Dataset entries
★ ★ ★ ★ ★
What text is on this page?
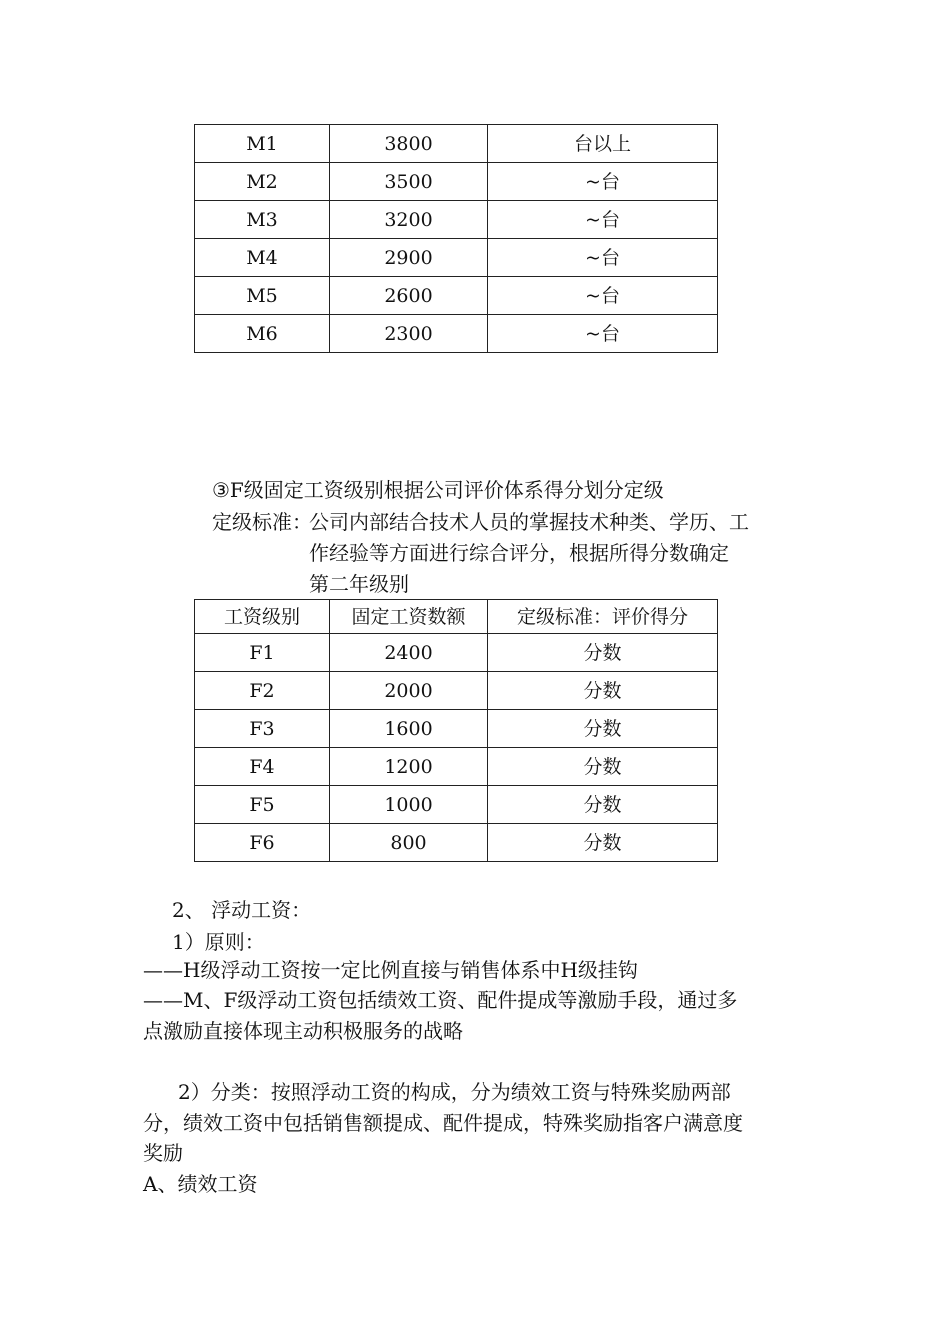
M1	3800	台以上
M2	3500	~台
M3	3200	~台
M4	2900	~台
M5	2600	~台
M6	2300	~台
③F级固定工资级别根据公司评价体系得分划分定级
定级标准：
公司内部结合技术人员的掌握技术种类、学历、工
作经验等方面进行综合评分，根据所得分数确定
第二年级别
工资级别	固定工资数额	定级标准：评价得分
F1	2400	分数
F2	2000	分数
F3	1600	分数
F4	1200	分数
F5	1000	分数
F6	800	分数
2、 浮动工资：
1）原则：
——H级浮动工资按一定比例直接与销售体系中H级挂钩
——M、F级浮动工资包括绩效工资、配件提成等激励手段，通过多
点激励直接体现主动积极服务的战略
2）分类：按照浮动工资的构成，分为绩效工资与特殊奖励两部
分，绩效工资中包括销售额提成、配件提成，特殊奖励指客户满意度
奖励
A、绩效工资
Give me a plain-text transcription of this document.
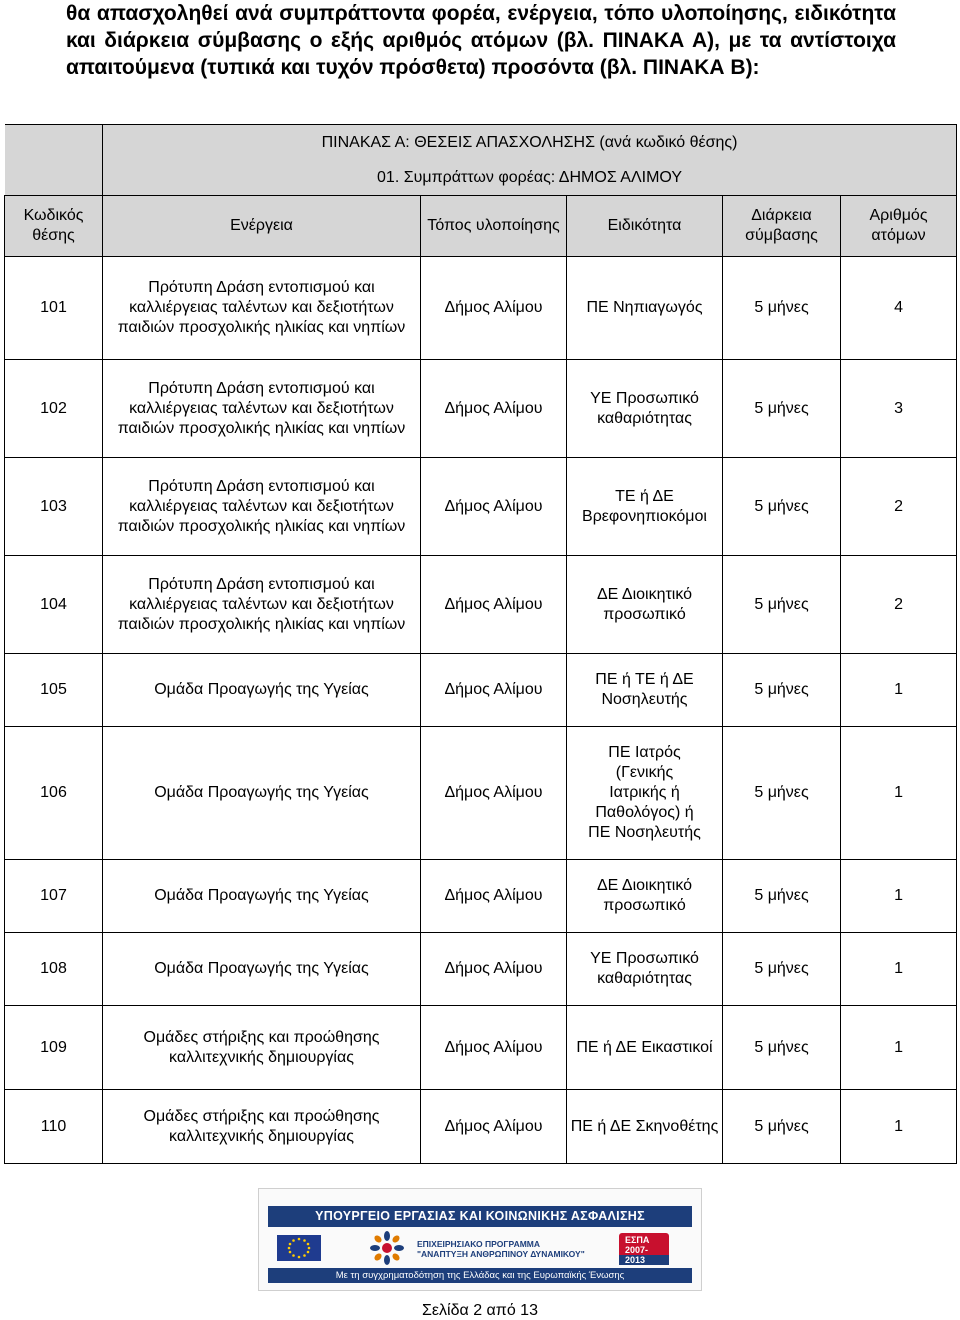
θα απασχοληθεί ανά συμπράττοντα φορέα, ενέργεια, τόπο υλοποίησης, ειδικότητα και διάρκεια σύμβασης ο εξής αριθμός ατόμων (βλ. ΠΙΝΑΚΑ Α), με τα αντίστοιχα απαιτούμενα (τυπικά και τυχόν πρόσθετα) προσόντα (βλ. ΠΙΝΑΚΑ Β):
	ΠΙΝΑΚΑΣ Α: ΘΕΣΕΙΣ ΑΠΑΣΧΟΛΗΣΗΣ (ανά κωδικό θέσης)				
	01. Συμπράττων φορέας: ΔΗΜΟΣ ΑΛΙΜΟΥ				
Κωδικός θέσης	Ενέργεια	Τόπος υλοποίησης	Ειδικότητα	Διάρκεια σύμβασης	Αριθμός ατόμων
101	Πρότυπη Δράση εντοπισμού και καλλιέργειας ταλέντων και δεξιοτήτων παιδιών προσχολικής ηλικίας και νηπίων	Δήμος Αλίμου	ΠΕ Νηπιαγωγός	5 μήνες	4
102	Πρότυπη Δράση εντοπισμού και καλλιέργειας ταλέντων και δεξιοτήτων παιδιών προσχολικής ηλικίας και νηπίων	Δήμος Αλίμου	ΥΕ Προσωπικό καθαριότητας	5 μήνες	3
103	Πρότυπη Δράση εντοπισμού και καλλιέργειας ταλέντων και δεξιοτήτων παιδιών προσχολικής ηλικίας και νηπίων	Δήμος Αλίμου	ΤΕ ή ΔΕ Βρεφονηπιοκόμοι	5 μήνες	2
104	Πρότυπη Δράση εντοπισμού και καλλιέργειας ταλέντων και δεξιοτήτων παιδιών προσχολικής ηλικίας και νηπίων	Δήμος Αλίμου	ΔΕ Διοικητικό προσωπικό	5 μήνες	2
105	Ομάδα Προαγωγής της Υγείας	Δήμος Αλίμου	ΠΕ ή ΤΕ ή ΔΕ Νοσηλευτής	5 μήνες	1
106	Ομάδα Προαγωγής της Υγείας	Δήμος Αλίμου	ΠΕ Ιατρός (Γενικής Ιατρικής ή Παθολόγος) ή ΠΕ Νοσηλευτής	5 μήνες	1
107	Ομάδα Προαγωγής της Υγείας	Δήμος Αλίμου	ΔΕ Διοικητικό προσωπικό	5 μήνες	1
108	Ομάδα Προαγωγής της Υγείας	Δήμος Αλίμου	ΥΕ Προσωπικό καθαριότητας	5 μήνες	1
109	Ομάδες στήριξης και προώθησης καλλιτεχνικής δημιουργίας	Δήμος Αλίμου	ΠΕ ή ΔΕ Εικαστικοί	5 μήνες	1
110	Ομάδες στήριξης και προώθησης καλλιτεχνικής δημιουργίας	Δήμος Αλίμου	ΠΕ ή ΔΕ Σκηνοθέτης	5 μήνες	1
ΥΠΟΥΡΓΕΙΟ ΕΡΓΑΣΙΑΣ ΚΑΙ ΚΟΙΝΩΝΙΚΗΣ ΑΣΦΑΛΙΣΗΣ
ΕΠΙΧΕΙΡΗΣΙΑΚΟ ΠΡΟΓΡΑΜΜΑ
"ΑΝΑΠΤΥΞΗ ΑΝΘΡΩΠΙΝΟΥ ΔΥΝΑΜΙΚΟΥ"
ΕΣΠΑ 2007-2013
Με τη συγχρηματοδότηση της Ελλάδας και της Ευρωπαϊκής Ένωσης
Σελίδα 2 από 13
★ ★ ★ ★ ★
All entries are to be retyped exactly. Omit any embedded images.

What text is on this page?
M1	3800	台以上
M2	3500	~台
M3	3200	~台
M4	2900	~台
M5	2600	~台
M6	2300	~台
③F级固定工资级别根据公司评价体系得分划分定级
定级标准：
公司内部结合技术人员的掌握技术种类、学历、工
作经验等方面进行综合评分，根据所得分数确定
第二年级别
工资级别	固定工资数额	定级标准：评价得分
F1	2400	分数
F2	2000	分数
F3	1600	分数
F4	1200	分数
F5	1000	分数
F6	800	分数
2、 浮动工资：
1）原则：
——H级浮动工资按一定比例直接与销售体系中H级挂钩
——M、F级浮动工资包括绩效工资、配件提成等激励手段，通过多
点激励直接体现主动积极服务的战略
2）分类：按照浮动工资的构成，分为绩效工资与特殊奖励两部
分，绩效工资中包括销售额提成、配件提成，特殊奖励指客户满意度
奖励
A、绩效工资
Give me a plain-text transcription of this document.
θα απασχοληθεί ανά συμπράττοντα φορέα, ενέργεια, τόπο υλοποίησης, ειδικότητα και διάρκεια σύμβασης ο εξής αριθμός ατόμων (βλ. ΠΙΝΑΚΑ Α), με τα αντίστοιχα απαιτούμενα (τυπικά και τυχόν πρόσθετα) προσόντα (βλ. ΠΙΝΑΚΑ Β):
	ΠΙΝΑΚΑΣ Α: ΘΕΣΕΙΣ ΑΠΑΣΧΟΛΗΣΗΣ (ανά κωδικό θέσης)				
	01. Συμπράττων φορέας: ΔΗΜΟΣ ΑΛΙΜΟΥ				
Κωδικός θέσης	Ενέργεια	Τόπος υλοποίησης	Ειδικότητα	Διάρκεια σύμβασης	Αριθμός ατόμων
101	Πρότυπη Δράση εντοπισμού και καλλιέργειας ταλέντων και δεξιοτήτων παιδιών προσχολικής ηλικίας και νηπίων	Δήμος Αλίμου	ΠΕ Νηπιαγωγός	5 μήνες	4
102	Πρότυπη Δράση εντοπισμού και καλλιέργειας ταλέντων και δεξιοτήτων παιδιών προσχολικής ηλικίας και νηπίων	Δήμος Αλίμου	ΥΕ Προσωπικό καθαριότητας	5 μήνες	3
103	Πρότυπη Δράση εντοπισμού και καλλιέργειας ταλέντων και δεξιοτήτων παιδιών προσχολικής ηλικίας και νηπίων	Δήμος Αλίμου	ΤΕ ή ΔΕ Βρεφονηπιοκόμοι	5 μήνες	2
104	Πρότυπη Δράση εντοπισμού και καλλιέργειας ταλέντων και δεξιοτήτων παιδιών προσχολικής ηλικίας και νηπίων	Δήμος Αλίμου	ΔΕ Διοικητικό προσωπικό	5 μήνες	2
105	Ομάδα Προαγωγής της Υγείας	Δήμος Αλίμου	ΠΕ ή ΤΕ ή ΔΕ Νοσηλευτής	5 μήνες	1
106	Ομάδα Προαγωγής της Υγείας	Δήμος Αλίμου	ΠΕ Ιατρός (Γενικής Ιατρικής ή Παθολόγος) ή ΠΕ Νοσηλευτής	5 μήνες	1
107	Ομάδα Προαγωγής της Υγείας	Δήμος Αλίμου	ΔΕ Διοικητικό προσωπικό	5 μήνες	1
108	Ομάδα Προαγωγής της Υγείας	Δήμος Αλίμου	ΥΕ Προσωπικό καθαριότητας	5 μήνες	1
109	Ομάδες στήριξης και προώθησης καλλιτεχνικής δημιουργίας	Δήμος Αλίμου	ΠΕ ή ΔΕ Εικαστικοί	5 μήνες	1
110	Ομάδες στήριξης και προώθησης καλλιτεχνικής δημιουργίας	Δήμος Αλίμου	ΠΕ ή ΔΕ Σκηνοθέτης	5 μήνες	1
ΥΠΟΥΡΓΕΙΟ ΕΡΓΑΣΙΑΣ ΚΑΙ ΚΟΙΝΩΝΙΚΗΣ ΑΣΦΑΛΙΣΗΣ
ΕΠΙΧΕΙΡΗΣΙΑΚΟ ΠΡΟΓΡΑΜΜΑ
"ΑΝΑΠΤΥΞΗ ΑΝΘΡΩΠΙΝΟΥ ΔΥΝΑΜΙΚΟΥ"
ΕΣΠΑ 2007-2013
Με τη συγχρηματοδότηση της Ελλάδας και της Ευρωπαϊκής Ένωσης
Σελίδα 2 από 13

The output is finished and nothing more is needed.